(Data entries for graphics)
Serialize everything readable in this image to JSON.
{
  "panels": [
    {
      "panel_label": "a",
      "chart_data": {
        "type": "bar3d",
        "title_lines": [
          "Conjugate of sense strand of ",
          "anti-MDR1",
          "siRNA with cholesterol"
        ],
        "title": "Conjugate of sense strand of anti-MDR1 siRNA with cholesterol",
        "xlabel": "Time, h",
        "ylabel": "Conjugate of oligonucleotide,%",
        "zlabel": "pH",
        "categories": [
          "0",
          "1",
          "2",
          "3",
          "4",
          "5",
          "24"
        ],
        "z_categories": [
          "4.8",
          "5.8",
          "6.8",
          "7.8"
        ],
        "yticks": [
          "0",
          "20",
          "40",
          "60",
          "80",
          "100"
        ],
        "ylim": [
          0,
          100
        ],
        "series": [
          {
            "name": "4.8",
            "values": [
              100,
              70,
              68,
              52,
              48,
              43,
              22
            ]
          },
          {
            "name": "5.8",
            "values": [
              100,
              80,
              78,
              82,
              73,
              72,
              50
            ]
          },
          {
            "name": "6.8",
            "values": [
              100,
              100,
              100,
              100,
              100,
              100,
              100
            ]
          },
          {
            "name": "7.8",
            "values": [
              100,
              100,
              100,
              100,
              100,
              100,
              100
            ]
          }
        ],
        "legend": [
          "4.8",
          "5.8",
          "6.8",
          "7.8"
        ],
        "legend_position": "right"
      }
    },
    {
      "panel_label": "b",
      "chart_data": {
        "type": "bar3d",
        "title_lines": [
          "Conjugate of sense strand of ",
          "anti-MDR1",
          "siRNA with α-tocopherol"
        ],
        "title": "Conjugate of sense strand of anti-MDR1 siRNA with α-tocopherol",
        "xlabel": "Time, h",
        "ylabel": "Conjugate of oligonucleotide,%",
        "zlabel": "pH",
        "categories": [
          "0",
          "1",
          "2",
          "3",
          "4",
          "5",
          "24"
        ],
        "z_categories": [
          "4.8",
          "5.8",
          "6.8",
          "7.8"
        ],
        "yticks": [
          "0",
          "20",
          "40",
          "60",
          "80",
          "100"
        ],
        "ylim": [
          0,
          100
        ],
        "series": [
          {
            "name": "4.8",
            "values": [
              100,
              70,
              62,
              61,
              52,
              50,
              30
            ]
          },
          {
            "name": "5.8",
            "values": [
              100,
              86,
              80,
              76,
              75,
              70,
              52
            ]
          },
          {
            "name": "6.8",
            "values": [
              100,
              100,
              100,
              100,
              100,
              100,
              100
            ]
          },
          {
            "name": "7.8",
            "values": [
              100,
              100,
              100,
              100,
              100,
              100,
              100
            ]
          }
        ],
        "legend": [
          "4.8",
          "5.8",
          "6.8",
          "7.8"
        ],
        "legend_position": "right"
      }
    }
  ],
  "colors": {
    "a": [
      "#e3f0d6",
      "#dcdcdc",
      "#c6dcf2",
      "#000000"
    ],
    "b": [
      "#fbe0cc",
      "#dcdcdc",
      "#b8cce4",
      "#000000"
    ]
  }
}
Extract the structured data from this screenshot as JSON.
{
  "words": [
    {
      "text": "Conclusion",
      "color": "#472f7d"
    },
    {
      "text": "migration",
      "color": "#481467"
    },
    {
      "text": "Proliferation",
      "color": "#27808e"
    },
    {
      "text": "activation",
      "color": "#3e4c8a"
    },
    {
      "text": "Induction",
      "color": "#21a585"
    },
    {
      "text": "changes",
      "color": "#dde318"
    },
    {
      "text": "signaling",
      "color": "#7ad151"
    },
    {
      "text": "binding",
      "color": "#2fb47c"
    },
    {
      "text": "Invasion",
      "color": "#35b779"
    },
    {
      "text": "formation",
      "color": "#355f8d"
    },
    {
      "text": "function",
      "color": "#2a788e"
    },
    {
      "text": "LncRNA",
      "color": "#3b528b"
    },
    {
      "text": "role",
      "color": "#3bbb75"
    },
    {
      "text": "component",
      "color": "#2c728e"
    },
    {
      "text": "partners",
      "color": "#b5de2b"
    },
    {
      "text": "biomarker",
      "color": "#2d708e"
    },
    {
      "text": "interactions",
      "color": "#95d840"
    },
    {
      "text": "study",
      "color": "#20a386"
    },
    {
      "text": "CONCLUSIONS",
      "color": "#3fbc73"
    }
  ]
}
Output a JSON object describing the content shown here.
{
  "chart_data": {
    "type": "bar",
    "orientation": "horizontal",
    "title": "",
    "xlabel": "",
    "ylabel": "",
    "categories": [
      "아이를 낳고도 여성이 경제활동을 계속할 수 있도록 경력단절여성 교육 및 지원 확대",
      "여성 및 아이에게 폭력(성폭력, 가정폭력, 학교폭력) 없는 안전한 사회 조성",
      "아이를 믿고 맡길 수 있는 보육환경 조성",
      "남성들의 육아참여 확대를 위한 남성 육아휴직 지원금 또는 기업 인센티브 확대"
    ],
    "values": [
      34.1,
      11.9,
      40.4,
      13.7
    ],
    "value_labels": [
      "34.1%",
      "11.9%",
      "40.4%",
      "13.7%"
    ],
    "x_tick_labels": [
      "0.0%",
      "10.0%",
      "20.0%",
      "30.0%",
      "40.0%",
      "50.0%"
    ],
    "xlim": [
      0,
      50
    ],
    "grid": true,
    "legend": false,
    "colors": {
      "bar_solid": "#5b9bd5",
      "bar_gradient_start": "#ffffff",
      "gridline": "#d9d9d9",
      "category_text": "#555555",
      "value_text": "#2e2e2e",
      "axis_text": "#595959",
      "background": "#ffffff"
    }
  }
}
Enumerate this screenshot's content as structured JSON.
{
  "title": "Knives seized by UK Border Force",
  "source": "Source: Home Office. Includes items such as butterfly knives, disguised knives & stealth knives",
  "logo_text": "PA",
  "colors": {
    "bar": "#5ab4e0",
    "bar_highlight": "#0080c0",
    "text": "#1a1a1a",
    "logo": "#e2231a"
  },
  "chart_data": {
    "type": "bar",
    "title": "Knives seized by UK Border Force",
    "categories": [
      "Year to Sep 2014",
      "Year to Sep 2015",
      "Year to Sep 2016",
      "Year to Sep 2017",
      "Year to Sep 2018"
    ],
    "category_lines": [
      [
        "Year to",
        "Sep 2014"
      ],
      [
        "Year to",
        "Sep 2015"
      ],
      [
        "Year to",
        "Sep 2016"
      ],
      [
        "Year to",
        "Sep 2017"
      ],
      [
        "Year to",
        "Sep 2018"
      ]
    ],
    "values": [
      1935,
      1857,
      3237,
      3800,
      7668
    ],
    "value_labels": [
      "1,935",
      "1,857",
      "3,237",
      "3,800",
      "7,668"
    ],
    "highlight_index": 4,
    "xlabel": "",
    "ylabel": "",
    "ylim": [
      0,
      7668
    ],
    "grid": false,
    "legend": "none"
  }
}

:: Stated exercise ::
Return only the number of lines in the data above that include the word "this".

:: Task solution ::
3